## Task requirements
Every line of the material below must be repeated exactly.

## Record list
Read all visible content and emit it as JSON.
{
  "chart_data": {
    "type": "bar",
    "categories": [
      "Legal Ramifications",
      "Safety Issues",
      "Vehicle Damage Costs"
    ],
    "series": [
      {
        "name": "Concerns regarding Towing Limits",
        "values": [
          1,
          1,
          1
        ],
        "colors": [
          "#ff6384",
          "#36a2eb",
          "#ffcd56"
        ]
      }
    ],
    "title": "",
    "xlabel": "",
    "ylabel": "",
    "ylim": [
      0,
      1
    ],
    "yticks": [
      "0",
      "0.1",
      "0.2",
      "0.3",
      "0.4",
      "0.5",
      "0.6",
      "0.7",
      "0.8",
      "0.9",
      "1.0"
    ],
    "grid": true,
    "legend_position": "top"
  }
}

## The completed task
Read all visible content and emit it as JSON.
{
  "chart_data": {
    "type": "bar",
    "categories": [
      "Legal Ramifications",
      "Safety Issues",
      "Vehicle Damage Costs"
    ],
    "series": [
      {
        "name": "Concerns regarding Towing Limits",
        "values": [
          1,
          1,
          1
        ],
        "colors": [
          "#ff6384",
          "#36a2eb",
          "#ffcd56"
        ]
      }
    ],
    "title": "",
    "xlabel": "",
    "ylabel": "",
    "ylim": [
      0,
      1
    ],
    "yticks": [
      "0",
      "0.1",
      "0.2",
      "0.3",
      "0.4",
      "0.5",
      "0.6",
      "0.7",
      "0.8",
      "0.9",
      "1.0"
    ],
    "grid": true,
    "legend_position": "top"
  }
}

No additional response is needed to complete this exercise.